Goal.
Output all lines exactly.

[Entries taken from a collection]
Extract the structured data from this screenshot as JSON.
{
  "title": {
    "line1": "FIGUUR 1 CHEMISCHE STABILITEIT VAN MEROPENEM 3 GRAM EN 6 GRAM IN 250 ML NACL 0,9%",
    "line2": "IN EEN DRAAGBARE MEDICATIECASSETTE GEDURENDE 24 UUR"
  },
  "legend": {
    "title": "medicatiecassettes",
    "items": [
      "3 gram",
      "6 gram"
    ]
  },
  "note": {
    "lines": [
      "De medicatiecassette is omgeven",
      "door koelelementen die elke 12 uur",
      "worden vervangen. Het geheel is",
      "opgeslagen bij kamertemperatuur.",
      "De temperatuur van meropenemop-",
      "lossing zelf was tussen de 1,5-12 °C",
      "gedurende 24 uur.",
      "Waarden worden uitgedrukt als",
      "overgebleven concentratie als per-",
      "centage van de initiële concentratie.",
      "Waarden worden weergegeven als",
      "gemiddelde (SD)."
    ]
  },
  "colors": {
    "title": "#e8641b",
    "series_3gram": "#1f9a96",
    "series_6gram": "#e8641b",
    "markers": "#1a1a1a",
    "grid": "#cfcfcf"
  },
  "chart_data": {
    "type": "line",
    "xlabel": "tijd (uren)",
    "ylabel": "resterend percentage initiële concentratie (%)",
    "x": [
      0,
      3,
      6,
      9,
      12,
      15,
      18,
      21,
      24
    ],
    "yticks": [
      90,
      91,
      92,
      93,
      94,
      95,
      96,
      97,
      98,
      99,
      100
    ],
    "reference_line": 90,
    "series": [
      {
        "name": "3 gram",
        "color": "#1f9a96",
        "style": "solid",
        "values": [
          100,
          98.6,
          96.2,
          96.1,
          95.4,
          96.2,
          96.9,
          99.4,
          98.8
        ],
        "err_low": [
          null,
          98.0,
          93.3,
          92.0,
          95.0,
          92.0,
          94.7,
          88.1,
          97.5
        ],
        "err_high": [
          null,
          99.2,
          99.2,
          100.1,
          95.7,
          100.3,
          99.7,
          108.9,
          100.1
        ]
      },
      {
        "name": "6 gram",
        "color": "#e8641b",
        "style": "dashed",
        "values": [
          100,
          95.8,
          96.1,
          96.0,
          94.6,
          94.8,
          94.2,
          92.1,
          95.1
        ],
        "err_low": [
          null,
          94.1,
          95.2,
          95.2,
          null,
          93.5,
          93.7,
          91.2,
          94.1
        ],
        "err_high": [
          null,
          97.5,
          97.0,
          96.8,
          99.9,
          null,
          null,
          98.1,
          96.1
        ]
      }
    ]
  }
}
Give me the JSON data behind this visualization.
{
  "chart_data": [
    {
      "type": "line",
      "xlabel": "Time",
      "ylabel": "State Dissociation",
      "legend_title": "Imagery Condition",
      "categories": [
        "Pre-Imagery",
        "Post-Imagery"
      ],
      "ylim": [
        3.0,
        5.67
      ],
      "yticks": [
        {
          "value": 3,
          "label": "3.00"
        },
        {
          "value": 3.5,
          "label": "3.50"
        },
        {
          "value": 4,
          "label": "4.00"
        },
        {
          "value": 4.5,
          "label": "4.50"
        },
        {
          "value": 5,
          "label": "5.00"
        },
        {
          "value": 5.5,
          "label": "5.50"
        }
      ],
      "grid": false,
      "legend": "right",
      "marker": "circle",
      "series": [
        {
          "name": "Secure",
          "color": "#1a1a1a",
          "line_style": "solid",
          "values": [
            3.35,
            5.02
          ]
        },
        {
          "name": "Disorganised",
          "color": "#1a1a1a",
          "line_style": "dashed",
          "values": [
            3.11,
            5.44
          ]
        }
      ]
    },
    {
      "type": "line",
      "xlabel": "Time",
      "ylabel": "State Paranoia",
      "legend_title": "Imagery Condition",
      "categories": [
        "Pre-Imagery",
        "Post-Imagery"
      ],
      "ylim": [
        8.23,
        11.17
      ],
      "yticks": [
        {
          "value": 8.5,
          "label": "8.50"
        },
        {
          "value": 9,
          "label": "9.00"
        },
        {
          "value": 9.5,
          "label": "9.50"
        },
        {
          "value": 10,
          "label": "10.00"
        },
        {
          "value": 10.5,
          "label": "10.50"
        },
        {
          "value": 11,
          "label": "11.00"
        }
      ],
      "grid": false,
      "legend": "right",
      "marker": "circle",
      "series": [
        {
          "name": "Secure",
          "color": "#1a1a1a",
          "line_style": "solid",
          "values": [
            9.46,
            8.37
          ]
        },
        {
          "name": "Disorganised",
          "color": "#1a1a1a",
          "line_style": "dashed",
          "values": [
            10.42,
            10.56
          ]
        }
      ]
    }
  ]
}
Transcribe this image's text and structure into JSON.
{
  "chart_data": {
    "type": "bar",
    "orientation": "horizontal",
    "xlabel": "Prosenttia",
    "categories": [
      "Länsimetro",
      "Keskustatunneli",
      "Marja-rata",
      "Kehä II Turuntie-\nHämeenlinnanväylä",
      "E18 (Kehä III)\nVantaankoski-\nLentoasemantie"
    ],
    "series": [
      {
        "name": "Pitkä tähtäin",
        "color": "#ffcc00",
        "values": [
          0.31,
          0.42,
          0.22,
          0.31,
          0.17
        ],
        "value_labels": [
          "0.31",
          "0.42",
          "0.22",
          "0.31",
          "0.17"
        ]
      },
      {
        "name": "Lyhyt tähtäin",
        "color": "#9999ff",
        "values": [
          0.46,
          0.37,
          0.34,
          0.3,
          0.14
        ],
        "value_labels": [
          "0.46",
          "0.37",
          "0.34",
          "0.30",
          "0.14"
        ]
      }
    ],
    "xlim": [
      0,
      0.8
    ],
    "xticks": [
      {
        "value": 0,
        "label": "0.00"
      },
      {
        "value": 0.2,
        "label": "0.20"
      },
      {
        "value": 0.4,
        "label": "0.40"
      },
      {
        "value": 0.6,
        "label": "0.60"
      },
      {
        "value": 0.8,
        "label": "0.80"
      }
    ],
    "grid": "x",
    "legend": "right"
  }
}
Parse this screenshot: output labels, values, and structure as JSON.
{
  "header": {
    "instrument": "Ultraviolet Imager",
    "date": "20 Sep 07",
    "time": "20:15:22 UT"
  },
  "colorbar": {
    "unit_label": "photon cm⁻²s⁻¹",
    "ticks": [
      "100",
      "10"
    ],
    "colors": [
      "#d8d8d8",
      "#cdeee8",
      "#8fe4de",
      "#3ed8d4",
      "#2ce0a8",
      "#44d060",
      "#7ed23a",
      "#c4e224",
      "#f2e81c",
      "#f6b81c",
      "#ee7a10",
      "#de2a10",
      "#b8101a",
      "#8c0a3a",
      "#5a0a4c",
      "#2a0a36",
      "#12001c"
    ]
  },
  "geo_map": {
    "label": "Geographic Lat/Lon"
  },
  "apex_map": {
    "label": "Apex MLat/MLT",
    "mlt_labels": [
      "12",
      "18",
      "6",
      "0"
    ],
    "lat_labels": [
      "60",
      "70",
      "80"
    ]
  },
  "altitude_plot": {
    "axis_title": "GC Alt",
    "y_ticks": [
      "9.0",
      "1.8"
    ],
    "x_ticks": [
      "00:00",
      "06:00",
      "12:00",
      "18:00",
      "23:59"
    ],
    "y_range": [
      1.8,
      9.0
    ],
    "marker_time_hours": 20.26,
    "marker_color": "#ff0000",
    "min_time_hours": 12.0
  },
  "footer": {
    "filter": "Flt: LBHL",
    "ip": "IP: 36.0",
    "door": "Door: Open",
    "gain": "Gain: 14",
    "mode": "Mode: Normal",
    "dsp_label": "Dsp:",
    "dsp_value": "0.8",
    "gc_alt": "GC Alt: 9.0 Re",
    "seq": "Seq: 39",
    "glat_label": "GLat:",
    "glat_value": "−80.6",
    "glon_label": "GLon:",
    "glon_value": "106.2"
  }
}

Correct response.
Extract the structured data from this screenshot as JSON.
{
  "title": {
    "line1": "FIGUUR 1 CHEMISCHE STABILITEIT VAN MEROPENEM 3 GRAM EN 6 GRAM IN 250 ML NACL 0,9%",
    "line2": "IN EEN DRAAGBARE MEDICATIECASSETTE GEDURENDE 24 UUR"
  },
  "legend": {
    "title": "medicatiecassettes",
    "items": [
      "3 gram",
      "6 gram"
    ]
  },
  "note": {
    "lines": [
      "De medicatiecassette is omgeven",
      "door koelelementen die elke 12 uur",
      "worden vervangen. Het geheel is",
      "opgeslagen bij kamertemperatuur.",
      "De temperatuur van meropenemop-",
      "lossing zelf was tussen de 1,5-12 °C",
      "gedurende 24 uur.",
      "Waarden worden uitgedrukt als",
      "overgebleven concentratie als per-",
      "centage van de initiële concentratie.",
      "Waarden worden weergegeven als",
      "gemiddelde (SD)."
    ]
  },
  "colors": {
    "title": "#e8641b",
    "series_3gram": "#1f9a96",
    "series_6gram": "#e8641b",
    "markers": "#1a1a1a",
    "grid": "#cfcfcf"
  },
  "chart_data": {
    "type": "line",
    "xlabel": "tijd (uren)",
    "ylabel": "resterend percentage initiële concentratie (%)",
    "x": [
      0,
      3,
      6,
      9,
      12,
      15,
      18,
      21,
      24
    ],
    "yticks": [
      90,
      91,
      92,
      93,
      94,
      95,
      96,
      97,
      98,
      99,
      100
    ],
    "reference_line": 90,
    "series": [
      {
        "name": "3 gram",
        "color": "#1f9a96",
        "style": "solid",
        "values": [
          100,
          98.6,
          96.2,
          96.1,
          95.4,
          96.2,
          96.9,
          99.4,
          98.8
        ],
        "err_low": [
          null,
          98.0,
          93.3,
          92.0,
          95.0,
          92.0,
          94.7,
          88.1,
          97.5
        ],
        "err_high": [
          null,
          99.2,
          99.2,
          100.1,
          95.7,
          100.3,
          99.7,
          108.9,
          100.1
        ]
      },
      {
        "name": "6 gram",
        "color": "#e8641b",
        "style": "dashed",
        "values": [
          100,
          95.8,
          96.1,
          96.0,
          94.6,
          94.8,
          94.2,
          92.1,
          95.1
        ],
        "err_low": [
          null,
          94.1,
          95.2,
          95.2,
          null,
          93.5,
          93.7,
          91.2,
          94.1
        ],
        "err_high": [
          null,
          97.5,
          97.0,
          96.8,
          99.9,
          null,
          null,
          98.1,
          96.1
        ]
      }
    ]
  }
}
Give me the JSON data behind this visualization.
{
  "chart_data": [
    {
      "type": "line",
      "xlabel": "Time",
      "ylabel": "State Dissociation",
      "legend_title": "Imagery Condition",
      "categories": [
        "Pre-Imagery",
        "Post-Imagery"
      ],
      "ylim": [
        3.0,
        5.67
      ],
      "yticks": [
        {
          "value": 3,
          "label": "3.00"
        },
        {
          "value": 3.5,
          "label": "3.50"
        },
        {
          "value": 4,
          "label": "4.00"
        },
        {
          "value": 4.5,
          "label": "4.50"
        },
        {
          "value": 5,
          "label": "5.00"
        },
        {
          "value": 5.5,
          "label": "5.50"
        }
      ],
      "grid": false,
      "legend": "right",
      "marker": "circle",
      "series": [
        {
          "name": "Secure",
          "color": "#1a1a1a",
          "line_style": "solid",
          "values": [
            3.35,
            5.02
          ]
        },
        {
          "name": "Disorganised",
          "color": "#1a1a1a",
          "line_style": "dashed",
          "values": [
            3.11,
            5.44
          ]
        }
      ]
    },
    {
      "type": "line",
      "xlabel": "Time",
      "ylabel": "State Paranoia",
      "legend_title": "Imagery Condition",
      "categories": [
        "Pre-Imagery",
        "Post-Imagery"
      ],
      "ylim": [
        8.23,
        11.17
      ],
      "yticks": [
        {
          "value": 8.5,
          "label": "8.50"
        },
        {
          "value": 9,
          "label": "9.00"
        },
        {
          "value": 9.5,
          "label": "9.50"
        },
        {
          "value": 10,
          "label": "10.00"
        },
        {
          "value": 10.5,
          "label": "10.50"
        },
        {
          "value": 11,
          "label": "11.00"
        }
      ],
      "grid": false,
      "legend": "right",
      "marker": "circle",
      "series": [
        {
          "name": "Secure",
          "color": "#1a1a1a",
          "line_style": "solid",
          "values": [
            9.46,
            8.37
          ]
        },
        {
          "name": "Disorganised",
          "color": "#1a1a1a",
          "line_style": "dashed",
          "values": [
            10.42,
            10.56
          ]
        }
      ]
    }
  ]
}
Transcribe this image's text and structure into JSON.
{
  "chart_data": {
    "type": "bar",
    "orientation": "horizontal",
    "xlabel": "Prosenttia",
    "categories": [
      "Länsimetro",
      "Keskustatunneli",
      "Marja-rata",
      "Kehä II Turuntie-\nHämeenlinnanväylä",
      "E18 (Kehä III)\nVantaankoski-\nLentoasemantie"
    ],
    "series": [
      {
        "name": "Pitkä tähtäin",
        "color": "#ffcc00",
        "values": [
          0.31,
          0.42,
          0.22,
          0.31,
          0.17
        ],
        "value_labels": [
          "0.31",
          "0.42",
          "0.22",
          "0.31",
          "0.17"
        ]
      },
      {
        "name": "Lyhyt tähtäin",
        "color": "#9999ff",
        "values": [
          0.46,
          0.37,
          0.34,
          0.3,
          0.14
        ],
        "value_labels": [
          "0.46",
          "0.37",
          "0.34",
          "0.30",
          "0.14"
        ]
      }
    ],
    "xlim": [
      0,
      0.8
    ],
    "xticks": [
      {
        "value": 0,
        "label": "0.00"
      },
      {
        "value": 0.2,
        "label": "0.20"
      },
      {
        "value": 0.4,
        "label": "0.40"
      },
      {
        "value": 0.6,
        "label": "0.60"
      },
      {
        "value": 0.8,
        "label": "0.80"
      }
    ],
    "grid": "x",
    "legend": "right"
  }
}
Parse this screenshot: output labels, values, and structure as JSON.
{
  "header": {
    "instrument": "Ultraviolet Imager",
    "date": "20 Sep 07",
    "time": "20:15:22 UT"
  },
  "colorbar": {
    "unit_label": "photon cm⁻²s⁻¹",
    "ticks": [
      "100",
      "10"
    ],
    "colors": [
      "#d8d8d8",
      "#cdeee8",
      "#8fe4de",
      "#3ed8d4",
      "#2ce0a8",
      "#44d060",
      "#7ed23a",
      "#c4e224",
      "#f2e81c",
      "#f6b81c",
      "#ee7a10",
      "#de2a10",
      "#b8101a",
      "#8c0a3a",
      "#5a0a4c",
      "#2a0a36",
      "#12001c"
    ]
  },
  "geo_map": {
    "label": "Geographic Lat/Lon"
  },
  "apex_map": {
    "label": "Apex MLat/MLT",
    "mlt_labels": [
      "12",
      "18",
      "6",
      "0"
    ],
    "lat_labels": [
      "60",
      "70",
      "80"
    ]
  },
  "altitude_plot": {
    "axis_title": "GC Alt",
    "y_ticks": [
      "9.0",
      "1.8"
    ],
    "x_ticks": [
      "00:00",
      "06:00",
      "12:00",
      "18:00",
      "23:59"
    ],
    "y_range": [
      1.8,
      9.0
    ],
    "marker_time_hours": 20.26,
    "marker_color": "#ff0000",
    "min_time_hours": 12.0
  },
  "footer": {
    "filter": "Flt: LBHL",
    "ip": "IP: 36.0",
    "door": "Door: Open",
    "gain": "Gain: 14",
    "mode": "Mode: Normal",
    "dsp_label": "Dsp:",
    "dsp_value": "0.8",
    "gc_alt": "GC Alt: 9.0 Re",
    "seq": "Seq: 39",
    "glat_label": "GLat:",
    "glat_value": "−80.6",
    "glon_label": "GLon:",
    "glon_value": "106.2"
  }
}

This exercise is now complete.